WORK REQUIRED: Reproduce all lines of the listing below in which the word "amico" occurs.

SOURCE DATA:

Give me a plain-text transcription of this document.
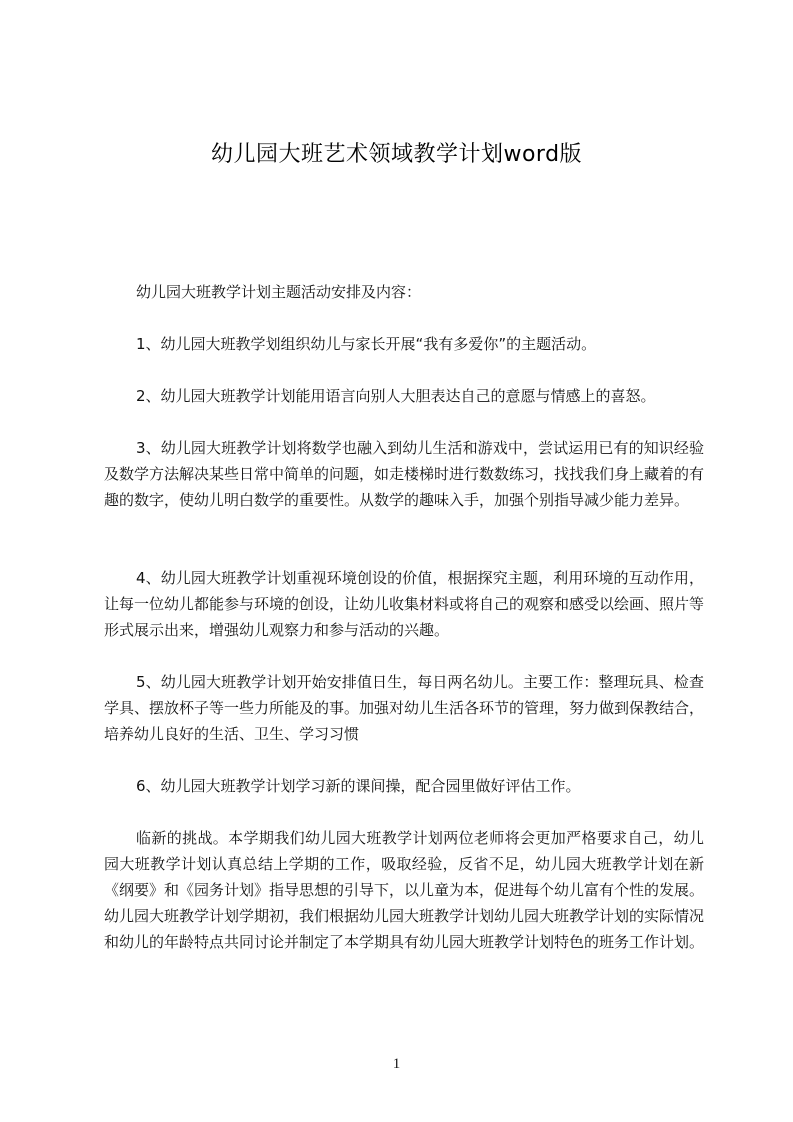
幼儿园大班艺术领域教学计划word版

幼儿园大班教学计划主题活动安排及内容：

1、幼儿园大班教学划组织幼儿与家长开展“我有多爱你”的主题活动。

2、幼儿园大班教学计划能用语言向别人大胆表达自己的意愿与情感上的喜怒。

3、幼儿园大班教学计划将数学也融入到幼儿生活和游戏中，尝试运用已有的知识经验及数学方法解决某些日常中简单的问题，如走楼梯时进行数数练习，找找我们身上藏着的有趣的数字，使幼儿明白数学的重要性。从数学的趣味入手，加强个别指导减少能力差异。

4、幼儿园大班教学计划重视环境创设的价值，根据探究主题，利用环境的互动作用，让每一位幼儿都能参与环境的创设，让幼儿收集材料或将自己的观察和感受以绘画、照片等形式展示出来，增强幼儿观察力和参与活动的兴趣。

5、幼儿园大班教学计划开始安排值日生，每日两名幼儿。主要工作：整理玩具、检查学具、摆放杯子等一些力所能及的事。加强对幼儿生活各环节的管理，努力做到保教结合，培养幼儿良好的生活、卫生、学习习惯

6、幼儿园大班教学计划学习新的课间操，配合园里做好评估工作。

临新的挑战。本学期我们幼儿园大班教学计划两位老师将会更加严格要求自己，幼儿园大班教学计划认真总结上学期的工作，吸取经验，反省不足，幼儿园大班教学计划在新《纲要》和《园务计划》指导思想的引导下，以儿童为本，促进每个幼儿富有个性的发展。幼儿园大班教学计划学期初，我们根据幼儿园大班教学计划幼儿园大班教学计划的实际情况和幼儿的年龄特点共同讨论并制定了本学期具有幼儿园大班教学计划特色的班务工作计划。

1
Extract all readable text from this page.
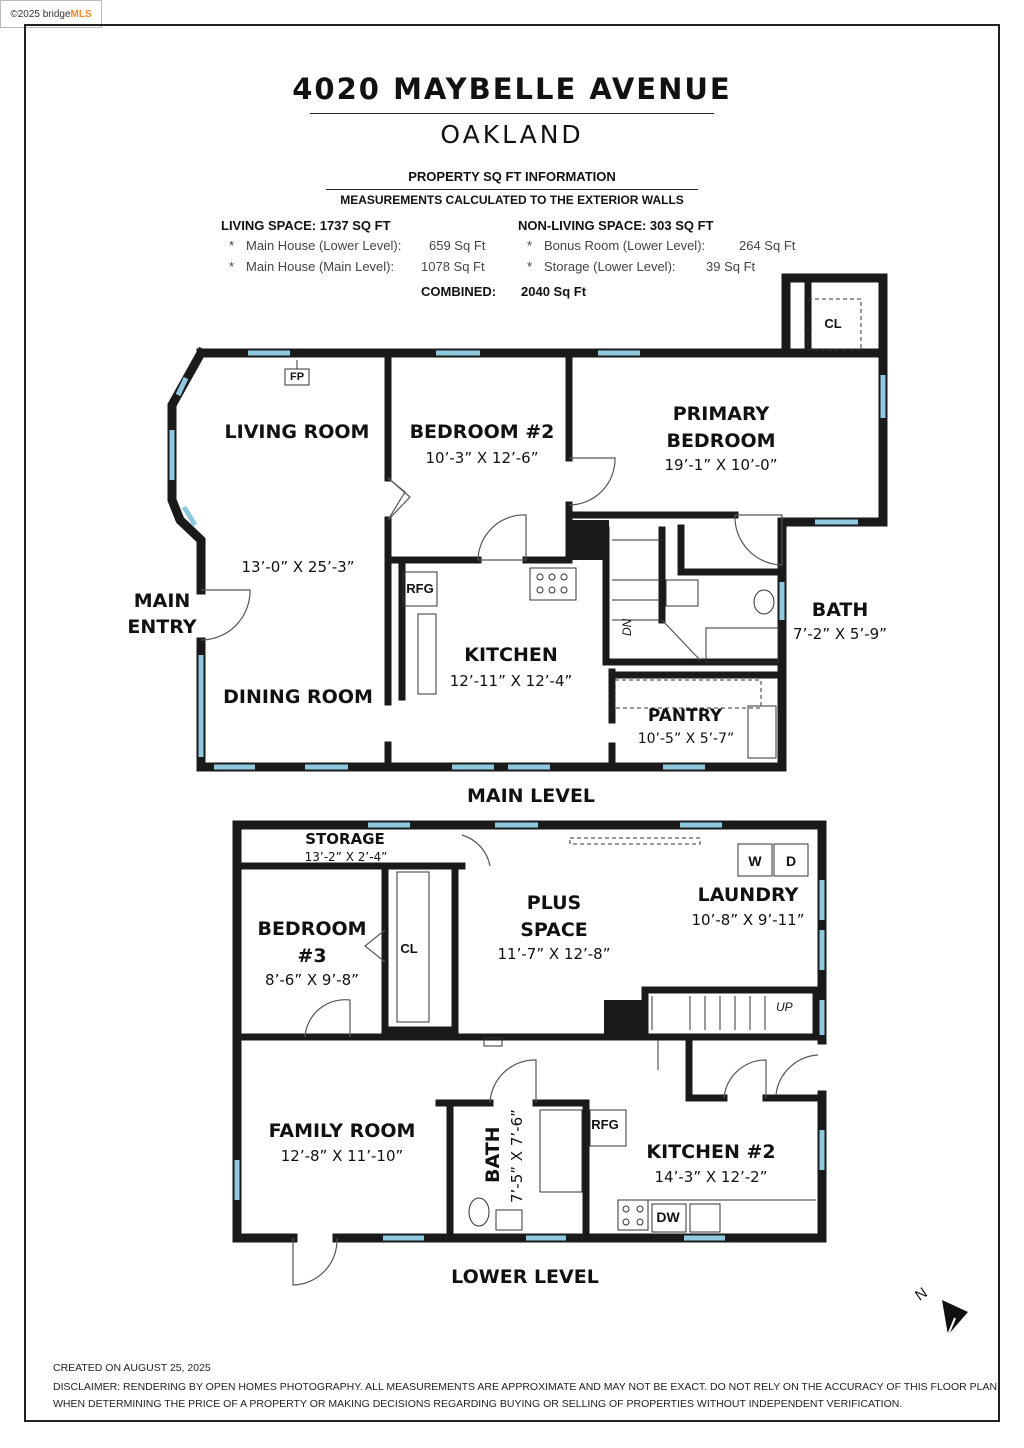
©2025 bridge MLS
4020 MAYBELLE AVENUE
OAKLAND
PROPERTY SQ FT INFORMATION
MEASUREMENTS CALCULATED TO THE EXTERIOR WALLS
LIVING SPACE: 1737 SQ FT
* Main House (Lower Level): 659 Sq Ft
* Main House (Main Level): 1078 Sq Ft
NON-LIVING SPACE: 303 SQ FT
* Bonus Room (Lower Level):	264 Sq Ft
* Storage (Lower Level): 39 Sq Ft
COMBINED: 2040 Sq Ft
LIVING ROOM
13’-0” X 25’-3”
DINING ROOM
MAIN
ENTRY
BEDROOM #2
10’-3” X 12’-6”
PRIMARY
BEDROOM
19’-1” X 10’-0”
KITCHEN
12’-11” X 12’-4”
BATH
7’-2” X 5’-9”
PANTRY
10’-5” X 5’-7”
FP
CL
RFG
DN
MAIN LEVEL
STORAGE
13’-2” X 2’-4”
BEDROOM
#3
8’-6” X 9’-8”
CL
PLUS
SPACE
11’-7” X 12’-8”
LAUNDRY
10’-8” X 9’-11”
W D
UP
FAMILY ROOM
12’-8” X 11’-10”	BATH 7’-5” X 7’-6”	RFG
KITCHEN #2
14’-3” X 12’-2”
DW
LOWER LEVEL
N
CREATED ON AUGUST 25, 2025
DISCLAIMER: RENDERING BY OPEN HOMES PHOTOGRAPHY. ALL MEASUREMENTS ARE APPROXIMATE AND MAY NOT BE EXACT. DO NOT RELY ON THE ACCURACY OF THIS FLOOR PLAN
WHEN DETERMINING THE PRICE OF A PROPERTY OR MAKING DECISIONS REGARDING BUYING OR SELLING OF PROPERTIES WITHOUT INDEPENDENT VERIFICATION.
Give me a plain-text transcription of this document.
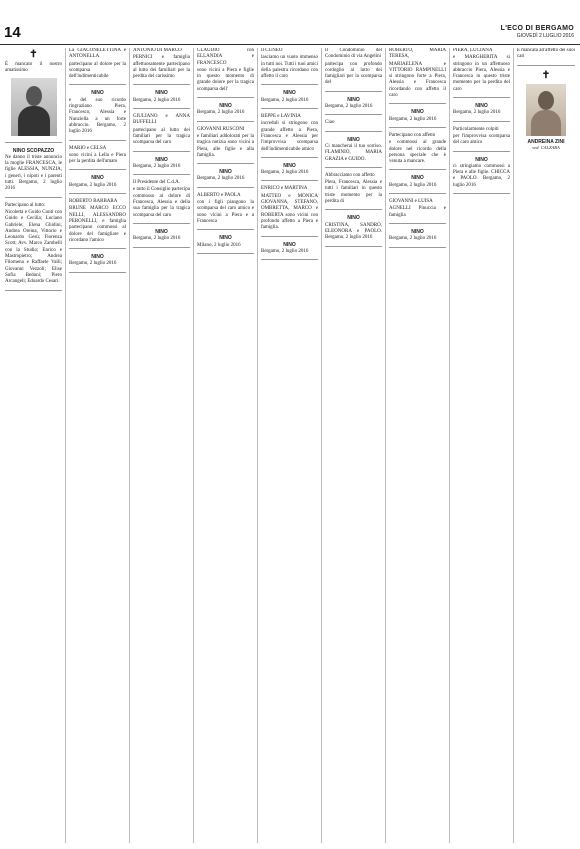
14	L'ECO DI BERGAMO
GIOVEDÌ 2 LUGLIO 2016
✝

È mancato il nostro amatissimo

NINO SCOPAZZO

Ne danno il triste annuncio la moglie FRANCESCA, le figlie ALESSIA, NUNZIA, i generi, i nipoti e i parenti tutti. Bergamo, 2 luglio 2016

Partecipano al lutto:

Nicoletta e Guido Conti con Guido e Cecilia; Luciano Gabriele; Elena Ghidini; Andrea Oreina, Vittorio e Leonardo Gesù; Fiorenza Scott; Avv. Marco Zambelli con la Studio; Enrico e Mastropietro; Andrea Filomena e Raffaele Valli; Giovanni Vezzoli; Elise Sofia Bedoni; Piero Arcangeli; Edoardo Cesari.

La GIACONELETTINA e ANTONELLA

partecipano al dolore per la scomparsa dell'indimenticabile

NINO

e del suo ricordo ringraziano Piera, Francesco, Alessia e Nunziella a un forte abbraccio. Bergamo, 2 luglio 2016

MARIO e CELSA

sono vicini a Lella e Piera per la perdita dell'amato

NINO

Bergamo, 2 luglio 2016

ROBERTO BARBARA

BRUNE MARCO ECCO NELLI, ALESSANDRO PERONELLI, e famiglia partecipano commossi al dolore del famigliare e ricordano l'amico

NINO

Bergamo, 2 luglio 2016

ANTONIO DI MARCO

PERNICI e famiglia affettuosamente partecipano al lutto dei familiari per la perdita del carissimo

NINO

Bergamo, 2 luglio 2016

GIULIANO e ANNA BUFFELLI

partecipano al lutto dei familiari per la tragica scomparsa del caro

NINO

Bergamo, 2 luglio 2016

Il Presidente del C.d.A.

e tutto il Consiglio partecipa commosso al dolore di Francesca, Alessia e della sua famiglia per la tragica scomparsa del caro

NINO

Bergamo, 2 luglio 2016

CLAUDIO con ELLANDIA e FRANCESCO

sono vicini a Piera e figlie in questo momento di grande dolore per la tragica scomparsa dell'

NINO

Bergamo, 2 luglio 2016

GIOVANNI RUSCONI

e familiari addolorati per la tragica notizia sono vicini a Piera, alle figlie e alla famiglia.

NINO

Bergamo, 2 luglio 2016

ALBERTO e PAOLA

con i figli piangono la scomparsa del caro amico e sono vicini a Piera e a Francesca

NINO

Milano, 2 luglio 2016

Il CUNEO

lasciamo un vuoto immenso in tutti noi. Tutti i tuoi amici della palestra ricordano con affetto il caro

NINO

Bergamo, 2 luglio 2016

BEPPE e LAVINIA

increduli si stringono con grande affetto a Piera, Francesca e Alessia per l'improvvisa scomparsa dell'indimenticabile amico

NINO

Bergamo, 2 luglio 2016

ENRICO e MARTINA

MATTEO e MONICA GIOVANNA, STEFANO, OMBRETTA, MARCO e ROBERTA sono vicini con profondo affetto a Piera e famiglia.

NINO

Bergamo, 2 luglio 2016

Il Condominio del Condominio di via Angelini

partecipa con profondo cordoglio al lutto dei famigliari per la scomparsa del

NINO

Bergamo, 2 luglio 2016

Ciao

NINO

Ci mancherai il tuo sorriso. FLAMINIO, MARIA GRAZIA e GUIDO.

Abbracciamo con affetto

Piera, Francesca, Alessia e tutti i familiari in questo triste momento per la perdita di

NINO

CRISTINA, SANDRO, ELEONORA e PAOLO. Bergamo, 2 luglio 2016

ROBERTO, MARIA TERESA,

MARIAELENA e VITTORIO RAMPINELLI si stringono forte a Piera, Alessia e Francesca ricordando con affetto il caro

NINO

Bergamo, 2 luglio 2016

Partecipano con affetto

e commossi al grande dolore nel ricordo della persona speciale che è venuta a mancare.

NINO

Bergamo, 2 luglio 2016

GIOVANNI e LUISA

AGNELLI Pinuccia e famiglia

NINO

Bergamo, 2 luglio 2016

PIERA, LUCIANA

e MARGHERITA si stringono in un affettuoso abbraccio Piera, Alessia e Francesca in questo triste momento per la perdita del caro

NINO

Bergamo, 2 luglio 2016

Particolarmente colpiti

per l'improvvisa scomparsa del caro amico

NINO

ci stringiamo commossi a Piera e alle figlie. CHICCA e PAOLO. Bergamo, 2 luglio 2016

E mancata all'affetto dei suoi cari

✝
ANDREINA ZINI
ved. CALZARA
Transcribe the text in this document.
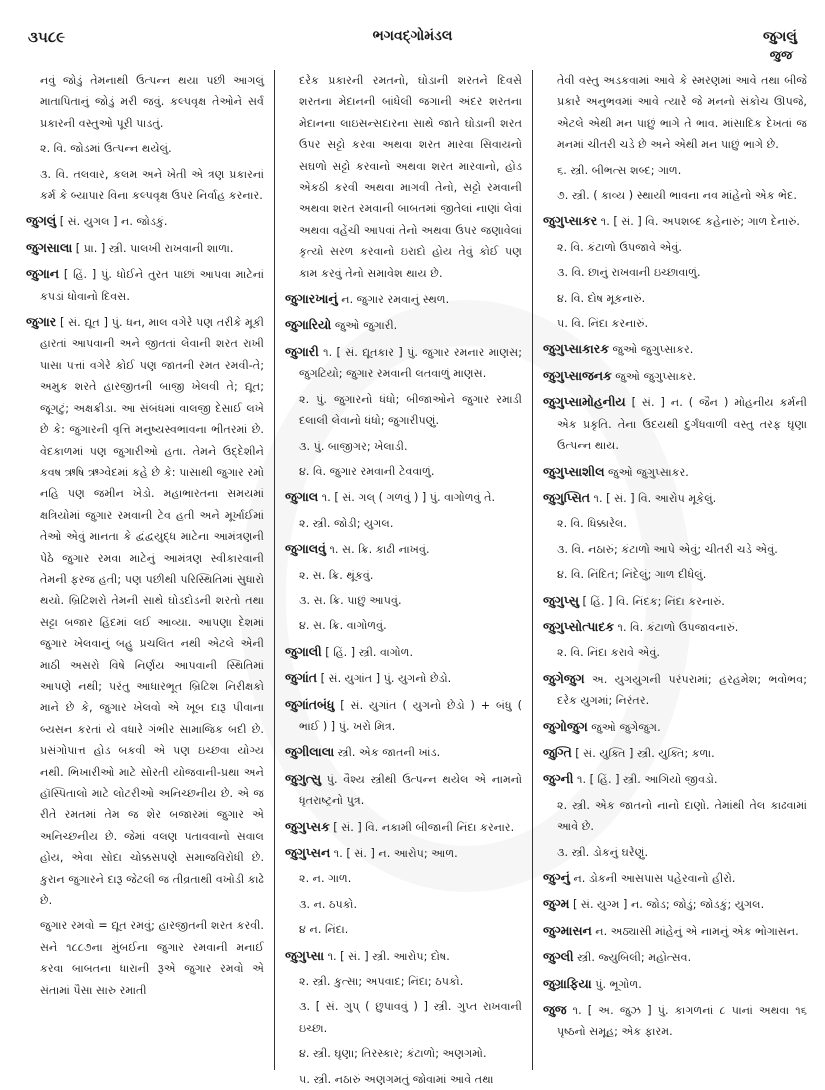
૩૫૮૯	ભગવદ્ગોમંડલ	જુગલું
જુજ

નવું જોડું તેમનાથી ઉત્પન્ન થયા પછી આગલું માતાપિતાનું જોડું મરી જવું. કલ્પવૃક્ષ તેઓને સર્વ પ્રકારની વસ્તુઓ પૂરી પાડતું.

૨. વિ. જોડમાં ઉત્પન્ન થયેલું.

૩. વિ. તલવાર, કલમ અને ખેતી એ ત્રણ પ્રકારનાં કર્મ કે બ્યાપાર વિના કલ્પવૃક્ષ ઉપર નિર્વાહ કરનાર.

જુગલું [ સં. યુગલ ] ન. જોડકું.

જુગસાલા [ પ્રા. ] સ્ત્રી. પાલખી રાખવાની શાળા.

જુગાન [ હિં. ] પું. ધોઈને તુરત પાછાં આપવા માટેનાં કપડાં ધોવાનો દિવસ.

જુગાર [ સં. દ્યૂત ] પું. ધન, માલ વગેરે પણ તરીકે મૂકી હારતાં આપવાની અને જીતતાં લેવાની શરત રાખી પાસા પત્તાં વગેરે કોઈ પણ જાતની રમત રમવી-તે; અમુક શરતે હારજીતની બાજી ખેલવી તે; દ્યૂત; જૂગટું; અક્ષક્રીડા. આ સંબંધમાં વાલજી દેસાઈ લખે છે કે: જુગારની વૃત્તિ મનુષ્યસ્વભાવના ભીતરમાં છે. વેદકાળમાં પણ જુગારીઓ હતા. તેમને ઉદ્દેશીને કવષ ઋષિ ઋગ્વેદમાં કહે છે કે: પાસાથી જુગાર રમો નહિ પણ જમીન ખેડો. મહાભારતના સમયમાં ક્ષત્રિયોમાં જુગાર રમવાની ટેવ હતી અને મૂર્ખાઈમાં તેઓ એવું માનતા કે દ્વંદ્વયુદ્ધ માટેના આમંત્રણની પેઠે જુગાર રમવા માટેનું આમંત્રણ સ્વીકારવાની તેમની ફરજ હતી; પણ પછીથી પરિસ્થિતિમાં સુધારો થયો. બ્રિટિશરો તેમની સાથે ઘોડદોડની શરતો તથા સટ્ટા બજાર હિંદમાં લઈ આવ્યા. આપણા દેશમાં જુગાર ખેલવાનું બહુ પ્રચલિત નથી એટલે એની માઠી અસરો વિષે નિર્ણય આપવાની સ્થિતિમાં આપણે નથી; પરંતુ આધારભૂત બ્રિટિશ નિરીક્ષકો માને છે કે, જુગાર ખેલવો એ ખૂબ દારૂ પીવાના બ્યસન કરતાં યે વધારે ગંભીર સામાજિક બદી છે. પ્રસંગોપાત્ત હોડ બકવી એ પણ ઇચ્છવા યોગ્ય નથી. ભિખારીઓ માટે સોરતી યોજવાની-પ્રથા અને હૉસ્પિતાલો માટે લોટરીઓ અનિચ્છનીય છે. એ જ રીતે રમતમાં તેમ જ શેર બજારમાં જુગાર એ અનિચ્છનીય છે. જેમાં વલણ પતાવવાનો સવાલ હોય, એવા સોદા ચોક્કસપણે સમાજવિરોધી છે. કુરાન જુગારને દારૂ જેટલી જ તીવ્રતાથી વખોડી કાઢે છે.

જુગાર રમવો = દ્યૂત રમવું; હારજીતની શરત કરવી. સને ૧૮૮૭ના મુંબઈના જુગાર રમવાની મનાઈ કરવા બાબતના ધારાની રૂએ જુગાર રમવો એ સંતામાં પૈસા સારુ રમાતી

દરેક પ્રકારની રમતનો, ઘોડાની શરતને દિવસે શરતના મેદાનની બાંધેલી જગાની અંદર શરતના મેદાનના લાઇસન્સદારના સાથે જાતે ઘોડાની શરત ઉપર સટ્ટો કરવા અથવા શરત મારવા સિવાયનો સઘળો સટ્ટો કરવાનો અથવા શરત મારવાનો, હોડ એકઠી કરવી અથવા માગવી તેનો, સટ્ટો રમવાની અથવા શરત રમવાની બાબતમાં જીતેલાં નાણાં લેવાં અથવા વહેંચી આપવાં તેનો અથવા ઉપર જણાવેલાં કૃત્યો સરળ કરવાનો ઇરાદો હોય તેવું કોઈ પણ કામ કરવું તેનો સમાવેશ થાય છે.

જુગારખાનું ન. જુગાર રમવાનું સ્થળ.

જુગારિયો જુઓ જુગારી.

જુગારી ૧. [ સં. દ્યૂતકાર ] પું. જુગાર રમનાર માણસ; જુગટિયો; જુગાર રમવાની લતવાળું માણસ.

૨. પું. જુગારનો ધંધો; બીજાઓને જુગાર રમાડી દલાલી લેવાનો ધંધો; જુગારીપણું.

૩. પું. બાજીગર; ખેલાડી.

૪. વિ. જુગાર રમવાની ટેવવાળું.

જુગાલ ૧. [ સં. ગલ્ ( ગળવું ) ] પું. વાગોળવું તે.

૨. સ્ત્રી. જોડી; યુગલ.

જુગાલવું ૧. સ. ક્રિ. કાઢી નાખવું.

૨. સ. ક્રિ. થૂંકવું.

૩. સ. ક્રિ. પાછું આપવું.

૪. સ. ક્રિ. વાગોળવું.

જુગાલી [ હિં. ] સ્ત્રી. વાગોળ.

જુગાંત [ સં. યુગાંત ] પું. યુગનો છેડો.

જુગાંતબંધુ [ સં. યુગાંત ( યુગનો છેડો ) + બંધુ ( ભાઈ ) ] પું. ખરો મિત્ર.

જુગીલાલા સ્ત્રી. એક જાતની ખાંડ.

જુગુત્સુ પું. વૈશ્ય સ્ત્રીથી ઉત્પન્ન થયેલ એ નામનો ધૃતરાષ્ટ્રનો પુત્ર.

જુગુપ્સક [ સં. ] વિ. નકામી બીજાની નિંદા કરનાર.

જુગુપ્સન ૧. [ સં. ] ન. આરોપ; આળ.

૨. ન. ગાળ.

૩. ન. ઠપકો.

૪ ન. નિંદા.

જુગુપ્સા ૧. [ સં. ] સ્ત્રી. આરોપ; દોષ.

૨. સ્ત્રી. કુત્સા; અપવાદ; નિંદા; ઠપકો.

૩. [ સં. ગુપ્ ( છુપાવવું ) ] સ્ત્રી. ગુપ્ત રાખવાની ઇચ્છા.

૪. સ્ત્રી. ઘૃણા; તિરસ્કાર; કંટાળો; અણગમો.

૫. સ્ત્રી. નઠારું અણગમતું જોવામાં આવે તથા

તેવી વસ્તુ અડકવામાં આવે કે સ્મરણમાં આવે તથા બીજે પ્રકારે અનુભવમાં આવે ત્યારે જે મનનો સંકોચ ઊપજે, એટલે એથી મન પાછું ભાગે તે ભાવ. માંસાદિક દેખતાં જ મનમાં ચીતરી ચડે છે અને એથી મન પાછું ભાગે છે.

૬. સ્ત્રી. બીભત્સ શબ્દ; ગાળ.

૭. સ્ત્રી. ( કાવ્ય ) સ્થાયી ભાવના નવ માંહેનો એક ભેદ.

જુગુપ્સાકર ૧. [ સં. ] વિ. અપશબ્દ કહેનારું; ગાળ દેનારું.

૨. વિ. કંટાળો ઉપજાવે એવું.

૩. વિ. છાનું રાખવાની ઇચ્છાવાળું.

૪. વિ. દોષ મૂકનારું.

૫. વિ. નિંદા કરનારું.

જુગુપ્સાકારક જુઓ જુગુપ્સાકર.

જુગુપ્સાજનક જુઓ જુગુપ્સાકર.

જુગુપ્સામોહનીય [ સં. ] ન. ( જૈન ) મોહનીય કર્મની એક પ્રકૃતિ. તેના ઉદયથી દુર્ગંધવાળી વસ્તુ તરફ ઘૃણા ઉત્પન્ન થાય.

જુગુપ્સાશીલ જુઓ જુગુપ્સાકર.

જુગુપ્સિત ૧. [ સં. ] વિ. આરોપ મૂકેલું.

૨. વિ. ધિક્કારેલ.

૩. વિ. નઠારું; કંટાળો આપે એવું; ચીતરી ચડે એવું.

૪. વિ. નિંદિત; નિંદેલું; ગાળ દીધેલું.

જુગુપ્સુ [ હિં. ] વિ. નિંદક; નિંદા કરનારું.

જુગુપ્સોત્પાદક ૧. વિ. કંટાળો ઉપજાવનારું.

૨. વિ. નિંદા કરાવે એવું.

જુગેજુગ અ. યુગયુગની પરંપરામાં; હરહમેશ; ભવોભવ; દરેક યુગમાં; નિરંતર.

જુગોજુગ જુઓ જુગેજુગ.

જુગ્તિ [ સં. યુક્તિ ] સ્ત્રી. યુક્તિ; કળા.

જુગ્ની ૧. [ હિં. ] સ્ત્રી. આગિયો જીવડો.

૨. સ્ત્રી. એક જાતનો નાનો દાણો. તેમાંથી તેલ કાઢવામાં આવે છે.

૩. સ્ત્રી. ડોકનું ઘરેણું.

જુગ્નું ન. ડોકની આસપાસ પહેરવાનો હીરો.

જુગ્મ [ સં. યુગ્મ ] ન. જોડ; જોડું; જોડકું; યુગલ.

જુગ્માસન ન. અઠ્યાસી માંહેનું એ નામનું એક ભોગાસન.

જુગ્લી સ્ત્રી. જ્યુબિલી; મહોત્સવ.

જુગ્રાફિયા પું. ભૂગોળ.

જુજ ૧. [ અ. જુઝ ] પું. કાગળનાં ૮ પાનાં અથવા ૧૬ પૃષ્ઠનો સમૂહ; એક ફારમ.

OUTPUT BELOW:
BRUNE MARCO ECCO NELLI, ALESSANDRO PERONELLI, e famiglia partecipano commossi al dolore del famigliare e ricordano l'amico
con i figli piangono la scomparsa del caro amico e sono vicini a Piera e a Francesca
increduli si stringono con grande affetto a Piera, Francesca e Alessia per l'improvvisa scomparsa dell'indimenticabile amico
per l'improvvisa scomparsa del caro amico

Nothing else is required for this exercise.